_Exercise directions_
From the listing below, copy every line with the word "mentén".

╭─ The data

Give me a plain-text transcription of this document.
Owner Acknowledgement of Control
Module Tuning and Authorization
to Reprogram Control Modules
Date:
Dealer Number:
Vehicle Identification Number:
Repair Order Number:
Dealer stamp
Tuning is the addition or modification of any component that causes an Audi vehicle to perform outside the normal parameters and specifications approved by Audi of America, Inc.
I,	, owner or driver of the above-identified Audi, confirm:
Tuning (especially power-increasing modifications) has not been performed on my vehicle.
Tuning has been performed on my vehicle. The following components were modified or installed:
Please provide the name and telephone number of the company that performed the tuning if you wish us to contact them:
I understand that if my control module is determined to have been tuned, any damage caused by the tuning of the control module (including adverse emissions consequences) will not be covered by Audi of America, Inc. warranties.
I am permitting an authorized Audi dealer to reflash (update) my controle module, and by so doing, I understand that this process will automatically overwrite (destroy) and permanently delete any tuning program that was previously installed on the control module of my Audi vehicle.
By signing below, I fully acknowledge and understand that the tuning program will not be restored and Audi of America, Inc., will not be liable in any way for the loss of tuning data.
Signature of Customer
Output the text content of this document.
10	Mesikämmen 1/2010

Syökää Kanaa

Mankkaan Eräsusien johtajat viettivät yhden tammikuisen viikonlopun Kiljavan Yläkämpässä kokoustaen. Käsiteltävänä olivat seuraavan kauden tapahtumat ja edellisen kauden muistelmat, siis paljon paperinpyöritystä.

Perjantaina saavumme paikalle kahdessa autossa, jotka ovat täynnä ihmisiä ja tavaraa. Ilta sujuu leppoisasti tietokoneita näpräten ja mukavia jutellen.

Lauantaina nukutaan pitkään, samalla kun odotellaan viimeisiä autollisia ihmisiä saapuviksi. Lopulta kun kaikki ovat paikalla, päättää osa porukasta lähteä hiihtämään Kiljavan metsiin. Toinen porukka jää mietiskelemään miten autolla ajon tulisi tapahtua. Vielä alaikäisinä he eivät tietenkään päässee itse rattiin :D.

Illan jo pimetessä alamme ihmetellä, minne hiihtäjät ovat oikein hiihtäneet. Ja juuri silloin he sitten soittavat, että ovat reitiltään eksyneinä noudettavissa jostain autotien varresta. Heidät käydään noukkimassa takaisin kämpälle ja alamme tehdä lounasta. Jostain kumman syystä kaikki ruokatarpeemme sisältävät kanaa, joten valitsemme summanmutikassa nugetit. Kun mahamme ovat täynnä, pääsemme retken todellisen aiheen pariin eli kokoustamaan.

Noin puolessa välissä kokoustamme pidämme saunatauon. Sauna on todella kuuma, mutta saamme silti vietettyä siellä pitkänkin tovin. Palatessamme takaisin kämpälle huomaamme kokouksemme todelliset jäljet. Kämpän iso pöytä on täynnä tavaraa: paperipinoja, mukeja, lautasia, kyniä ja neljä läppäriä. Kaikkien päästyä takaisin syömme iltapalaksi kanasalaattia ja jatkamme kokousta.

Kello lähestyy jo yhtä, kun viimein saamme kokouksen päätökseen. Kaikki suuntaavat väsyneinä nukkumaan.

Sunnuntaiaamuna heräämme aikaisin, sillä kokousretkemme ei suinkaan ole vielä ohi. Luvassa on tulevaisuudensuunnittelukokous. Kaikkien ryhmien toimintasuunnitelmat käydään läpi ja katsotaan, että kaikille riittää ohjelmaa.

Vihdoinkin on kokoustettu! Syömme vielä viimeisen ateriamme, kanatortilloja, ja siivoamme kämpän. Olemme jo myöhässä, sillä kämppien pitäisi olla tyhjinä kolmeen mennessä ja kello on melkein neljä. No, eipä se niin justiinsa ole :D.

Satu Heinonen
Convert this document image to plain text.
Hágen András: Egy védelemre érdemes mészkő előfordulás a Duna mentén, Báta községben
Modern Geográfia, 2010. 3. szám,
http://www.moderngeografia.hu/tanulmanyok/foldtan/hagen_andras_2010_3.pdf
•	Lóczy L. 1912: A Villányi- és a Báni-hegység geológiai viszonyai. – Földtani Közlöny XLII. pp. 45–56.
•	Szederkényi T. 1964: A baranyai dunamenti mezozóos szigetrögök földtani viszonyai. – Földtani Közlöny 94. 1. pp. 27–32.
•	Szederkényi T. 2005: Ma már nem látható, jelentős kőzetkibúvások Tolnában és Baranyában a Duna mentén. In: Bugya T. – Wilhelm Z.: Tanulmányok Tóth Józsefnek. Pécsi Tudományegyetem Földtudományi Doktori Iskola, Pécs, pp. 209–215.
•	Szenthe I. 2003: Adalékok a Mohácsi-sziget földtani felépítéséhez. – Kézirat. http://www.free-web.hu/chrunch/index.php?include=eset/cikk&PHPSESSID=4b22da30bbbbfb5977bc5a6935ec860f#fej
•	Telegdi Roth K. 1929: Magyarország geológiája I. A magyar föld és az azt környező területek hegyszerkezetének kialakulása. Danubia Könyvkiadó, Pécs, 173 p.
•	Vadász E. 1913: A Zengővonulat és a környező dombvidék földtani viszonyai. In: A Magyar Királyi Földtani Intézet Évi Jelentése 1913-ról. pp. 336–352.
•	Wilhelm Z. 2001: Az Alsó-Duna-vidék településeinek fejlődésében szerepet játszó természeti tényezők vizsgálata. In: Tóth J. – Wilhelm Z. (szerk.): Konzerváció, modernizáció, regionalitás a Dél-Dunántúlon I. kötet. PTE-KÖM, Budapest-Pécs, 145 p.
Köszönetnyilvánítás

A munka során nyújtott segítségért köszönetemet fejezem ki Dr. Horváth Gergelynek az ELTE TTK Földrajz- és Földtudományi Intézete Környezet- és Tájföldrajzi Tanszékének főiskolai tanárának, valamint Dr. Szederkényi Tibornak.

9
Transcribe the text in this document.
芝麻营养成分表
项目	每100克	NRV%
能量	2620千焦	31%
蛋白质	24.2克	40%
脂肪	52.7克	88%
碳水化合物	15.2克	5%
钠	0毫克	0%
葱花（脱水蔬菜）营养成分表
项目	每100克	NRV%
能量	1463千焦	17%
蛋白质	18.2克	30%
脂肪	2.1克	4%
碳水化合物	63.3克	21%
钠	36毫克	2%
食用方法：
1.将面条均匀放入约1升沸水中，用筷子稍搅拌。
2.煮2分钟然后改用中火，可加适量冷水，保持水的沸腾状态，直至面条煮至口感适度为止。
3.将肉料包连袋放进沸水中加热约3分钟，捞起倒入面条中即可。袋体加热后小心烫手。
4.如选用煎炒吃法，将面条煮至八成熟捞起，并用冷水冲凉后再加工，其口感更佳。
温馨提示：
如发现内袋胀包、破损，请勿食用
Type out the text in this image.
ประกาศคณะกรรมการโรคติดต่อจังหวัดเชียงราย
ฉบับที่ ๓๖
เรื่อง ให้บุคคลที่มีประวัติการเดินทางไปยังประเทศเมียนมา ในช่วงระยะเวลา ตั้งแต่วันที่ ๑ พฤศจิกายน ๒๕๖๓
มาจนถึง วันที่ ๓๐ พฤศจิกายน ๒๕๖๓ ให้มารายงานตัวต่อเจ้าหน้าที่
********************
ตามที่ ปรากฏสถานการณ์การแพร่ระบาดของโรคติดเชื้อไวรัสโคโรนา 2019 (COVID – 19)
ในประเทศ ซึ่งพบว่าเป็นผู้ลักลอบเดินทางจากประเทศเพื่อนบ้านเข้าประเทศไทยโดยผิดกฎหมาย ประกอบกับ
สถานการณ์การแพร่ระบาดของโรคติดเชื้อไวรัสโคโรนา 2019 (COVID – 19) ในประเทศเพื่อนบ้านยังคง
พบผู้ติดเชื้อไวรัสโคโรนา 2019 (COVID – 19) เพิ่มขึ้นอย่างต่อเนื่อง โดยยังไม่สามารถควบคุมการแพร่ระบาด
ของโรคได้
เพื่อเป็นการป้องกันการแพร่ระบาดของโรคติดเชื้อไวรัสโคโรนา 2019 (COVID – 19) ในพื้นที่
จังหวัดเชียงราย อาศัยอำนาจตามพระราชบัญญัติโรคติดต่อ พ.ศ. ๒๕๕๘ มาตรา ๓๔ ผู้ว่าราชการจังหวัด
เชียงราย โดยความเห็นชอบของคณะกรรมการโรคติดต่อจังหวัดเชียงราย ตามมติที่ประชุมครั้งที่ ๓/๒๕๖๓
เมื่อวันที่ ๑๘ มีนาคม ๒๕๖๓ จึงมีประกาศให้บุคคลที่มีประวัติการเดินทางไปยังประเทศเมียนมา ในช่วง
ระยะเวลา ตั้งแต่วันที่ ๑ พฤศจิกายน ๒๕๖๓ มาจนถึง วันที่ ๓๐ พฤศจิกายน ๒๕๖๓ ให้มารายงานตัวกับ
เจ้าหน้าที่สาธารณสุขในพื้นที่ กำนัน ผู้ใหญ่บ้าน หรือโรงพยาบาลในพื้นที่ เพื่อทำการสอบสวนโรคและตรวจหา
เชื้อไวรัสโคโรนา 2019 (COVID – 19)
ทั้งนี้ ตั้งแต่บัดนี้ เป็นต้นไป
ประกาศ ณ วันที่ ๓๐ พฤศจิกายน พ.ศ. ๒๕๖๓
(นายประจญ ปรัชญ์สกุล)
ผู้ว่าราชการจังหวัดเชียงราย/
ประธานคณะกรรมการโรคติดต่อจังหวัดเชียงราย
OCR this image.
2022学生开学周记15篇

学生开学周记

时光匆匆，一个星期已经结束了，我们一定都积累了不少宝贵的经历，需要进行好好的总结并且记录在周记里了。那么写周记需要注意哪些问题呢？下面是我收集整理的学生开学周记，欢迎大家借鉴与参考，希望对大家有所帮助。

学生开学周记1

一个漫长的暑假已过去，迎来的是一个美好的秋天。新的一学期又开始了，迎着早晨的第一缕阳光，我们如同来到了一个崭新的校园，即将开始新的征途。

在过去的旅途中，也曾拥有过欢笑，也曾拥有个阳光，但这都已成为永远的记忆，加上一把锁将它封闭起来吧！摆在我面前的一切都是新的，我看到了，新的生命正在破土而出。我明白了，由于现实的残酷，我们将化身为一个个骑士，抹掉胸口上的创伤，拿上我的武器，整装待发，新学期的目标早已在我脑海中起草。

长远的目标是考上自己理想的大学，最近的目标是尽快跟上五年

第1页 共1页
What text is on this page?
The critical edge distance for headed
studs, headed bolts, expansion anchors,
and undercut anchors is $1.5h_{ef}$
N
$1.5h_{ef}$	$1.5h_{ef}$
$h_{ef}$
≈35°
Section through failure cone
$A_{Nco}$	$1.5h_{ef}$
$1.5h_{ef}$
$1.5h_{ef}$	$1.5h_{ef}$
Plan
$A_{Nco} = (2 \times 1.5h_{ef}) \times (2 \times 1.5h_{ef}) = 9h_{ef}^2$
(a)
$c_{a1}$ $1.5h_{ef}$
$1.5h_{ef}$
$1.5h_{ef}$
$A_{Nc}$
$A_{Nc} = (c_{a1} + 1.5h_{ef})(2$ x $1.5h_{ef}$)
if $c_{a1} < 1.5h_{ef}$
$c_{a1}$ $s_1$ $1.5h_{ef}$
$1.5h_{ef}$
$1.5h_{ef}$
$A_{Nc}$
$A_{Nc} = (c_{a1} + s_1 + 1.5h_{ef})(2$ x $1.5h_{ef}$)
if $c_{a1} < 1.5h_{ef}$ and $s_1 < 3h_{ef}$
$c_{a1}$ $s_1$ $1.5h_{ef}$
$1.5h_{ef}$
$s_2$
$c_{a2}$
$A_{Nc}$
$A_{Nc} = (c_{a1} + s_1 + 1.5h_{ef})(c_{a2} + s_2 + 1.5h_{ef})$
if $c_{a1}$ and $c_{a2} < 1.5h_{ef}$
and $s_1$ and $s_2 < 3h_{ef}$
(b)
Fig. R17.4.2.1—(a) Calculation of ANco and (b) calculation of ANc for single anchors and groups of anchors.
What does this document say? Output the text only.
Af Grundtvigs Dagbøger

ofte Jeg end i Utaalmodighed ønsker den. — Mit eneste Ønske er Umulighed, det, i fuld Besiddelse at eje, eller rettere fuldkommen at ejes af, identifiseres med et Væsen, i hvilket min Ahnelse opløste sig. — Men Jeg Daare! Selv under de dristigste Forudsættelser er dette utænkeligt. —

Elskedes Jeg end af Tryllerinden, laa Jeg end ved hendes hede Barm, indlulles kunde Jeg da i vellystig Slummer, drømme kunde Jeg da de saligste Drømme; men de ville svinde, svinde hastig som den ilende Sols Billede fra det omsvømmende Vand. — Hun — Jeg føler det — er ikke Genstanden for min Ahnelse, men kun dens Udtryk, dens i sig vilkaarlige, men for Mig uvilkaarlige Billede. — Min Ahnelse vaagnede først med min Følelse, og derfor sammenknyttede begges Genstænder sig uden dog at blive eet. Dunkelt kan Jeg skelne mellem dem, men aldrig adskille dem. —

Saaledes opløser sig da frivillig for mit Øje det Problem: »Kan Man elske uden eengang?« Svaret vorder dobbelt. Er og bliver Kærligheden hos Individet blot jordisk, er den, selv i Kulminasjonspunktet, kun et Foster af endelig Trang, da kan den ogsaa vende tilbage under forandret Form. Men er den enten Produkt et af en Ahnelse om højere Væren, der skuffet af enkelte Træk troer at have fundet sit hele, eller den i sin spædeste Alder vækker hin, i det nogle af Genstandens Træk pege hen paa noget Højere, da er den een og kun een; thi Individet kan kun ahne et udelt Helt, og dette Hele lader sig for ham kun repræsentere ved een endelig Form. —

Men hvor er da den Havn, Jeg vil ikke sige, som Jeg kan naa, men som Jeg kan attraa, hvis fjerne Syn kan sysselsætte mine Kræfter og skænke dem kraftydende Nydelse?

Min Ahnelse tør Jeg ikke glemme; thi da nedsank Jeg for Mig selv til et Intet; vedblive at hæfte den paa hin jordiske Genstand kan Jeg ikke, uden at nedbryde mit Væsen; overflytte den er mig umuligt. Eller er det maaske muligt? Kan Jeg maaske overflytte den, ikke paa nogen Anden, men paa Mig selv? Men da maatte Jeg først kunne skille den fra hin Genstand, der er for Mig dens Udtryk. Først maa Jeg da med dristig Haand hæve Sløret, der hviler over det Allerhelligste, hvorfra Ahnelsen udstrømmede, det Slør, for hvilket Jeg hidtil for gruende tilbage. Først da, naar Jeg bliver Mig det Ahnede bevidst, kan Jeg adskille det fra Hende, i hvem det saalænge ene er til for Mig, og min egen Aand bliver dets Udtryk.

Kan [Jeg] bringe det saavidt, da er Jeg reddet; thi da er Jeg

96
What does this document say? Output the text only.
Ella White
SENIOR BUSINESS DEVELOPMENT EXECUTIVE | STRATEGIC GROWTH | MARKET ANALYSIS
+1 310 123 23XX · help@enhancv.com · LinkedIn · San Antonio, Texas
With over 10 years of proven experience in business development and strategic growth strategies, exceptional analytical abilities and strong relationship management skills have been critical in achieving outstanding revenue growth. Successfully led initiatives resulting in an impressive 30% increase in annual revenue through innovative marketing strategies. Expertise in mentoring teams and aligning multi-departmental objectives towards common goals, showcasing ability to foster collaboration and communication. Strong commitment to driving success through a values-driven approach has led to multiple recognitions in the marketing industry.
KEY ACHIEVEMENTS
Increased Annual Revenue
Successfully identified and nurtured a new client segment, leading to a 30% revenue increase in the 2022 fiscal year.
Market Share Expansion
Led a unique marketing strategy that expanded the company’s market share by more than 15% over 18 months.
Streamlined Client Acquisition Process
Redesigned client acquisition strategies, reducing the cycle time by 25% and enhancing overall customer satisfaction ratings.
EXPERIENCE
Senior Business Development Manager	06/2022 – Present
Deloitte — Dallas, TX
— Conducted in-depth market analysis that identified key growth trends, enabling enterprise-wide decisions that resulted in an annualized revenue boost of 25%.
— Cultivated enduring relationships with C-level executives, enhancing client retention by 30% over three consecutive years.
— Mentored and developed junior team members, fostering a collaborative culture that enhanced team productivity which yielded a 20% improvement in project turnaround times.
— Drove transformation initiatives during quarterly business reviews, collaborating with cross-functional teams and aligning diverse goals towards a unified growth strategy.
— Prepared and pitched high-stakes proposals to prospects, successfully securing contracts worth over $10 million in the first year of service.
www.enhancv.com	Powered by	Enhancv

╰─

_Solved problem_
Hágen András: Egy védelemre érdemes mészkő előfordulás a Duna mentén, Báta községben
•	Szederkényi T. 2005: Ma már nem látható, jelentős kőzetkibúvások Tolnában és Baranyában a Duna mentén. In: Bugya T. – Wilhelm Z.: Tanulmányok Tóth Józsefnek. Pécsi Tudományegyetem Földtudományi Doktori Iskola, Pécs, pp. 209–215.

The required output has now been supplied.